INSTRUCTIONS TO FOLLOW | Identify all lines of the data containing the string "泽平宏观" and copy them.

DATA SUPPLIED |

_ _ _ _ _

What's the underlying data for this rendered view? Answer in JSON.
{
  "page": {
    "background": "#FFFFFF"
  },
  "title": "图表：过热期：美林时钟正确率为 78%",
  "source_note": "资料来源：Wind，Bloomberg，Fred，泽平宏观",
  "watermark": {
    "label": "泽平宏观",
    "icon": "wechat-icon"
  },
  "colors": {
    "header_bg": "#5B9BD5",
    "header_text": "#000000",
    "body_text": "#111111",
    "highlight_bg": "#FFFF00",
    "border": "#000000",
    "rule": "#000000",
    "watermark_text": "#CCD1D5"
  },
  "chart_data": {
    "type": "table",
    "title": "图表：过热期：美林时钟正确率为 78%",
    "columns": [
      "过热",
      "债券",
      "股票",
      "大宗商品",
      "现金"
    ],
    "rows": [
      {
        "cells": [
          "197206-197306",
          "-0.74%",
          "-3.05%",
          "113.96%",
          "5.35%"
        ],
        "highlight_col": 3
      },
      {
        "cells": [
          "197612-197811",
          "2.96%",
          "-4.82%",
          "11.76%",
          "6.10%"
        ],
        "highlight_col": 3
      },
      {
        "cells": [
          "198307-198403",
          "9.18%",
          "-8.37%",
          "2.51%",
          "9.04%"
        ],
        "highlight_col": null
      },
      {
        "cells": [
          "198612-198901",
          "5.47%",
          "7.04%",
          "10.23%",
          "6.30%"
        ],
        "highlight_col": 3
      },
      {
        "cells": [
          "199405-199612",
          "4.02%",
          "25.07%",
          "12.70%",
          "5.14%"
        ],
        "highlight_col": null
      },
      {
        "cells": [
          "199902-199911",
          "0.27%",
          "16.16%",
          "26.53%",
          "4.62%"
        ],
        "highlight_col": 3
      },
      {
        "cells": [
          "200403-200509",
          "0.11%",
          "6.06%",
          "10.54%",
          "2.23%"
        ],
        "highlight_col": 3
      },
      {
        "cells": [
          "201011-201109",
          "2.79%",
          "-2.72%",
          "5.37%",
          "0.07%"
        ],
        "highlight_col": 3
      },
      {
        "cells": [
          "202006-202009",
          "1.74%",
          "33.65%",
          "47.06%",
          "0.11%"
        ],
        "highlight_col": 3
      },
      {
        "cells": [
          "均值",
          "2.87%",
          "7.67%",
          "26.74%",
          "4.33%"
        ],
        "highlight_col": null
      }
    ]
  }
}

_ _ _ _ _

FULL ANSWER |
  "source_note": "资料来源：Wind，Bloomberg，Fred，泽平宏观",
    "label": "泽平宏观",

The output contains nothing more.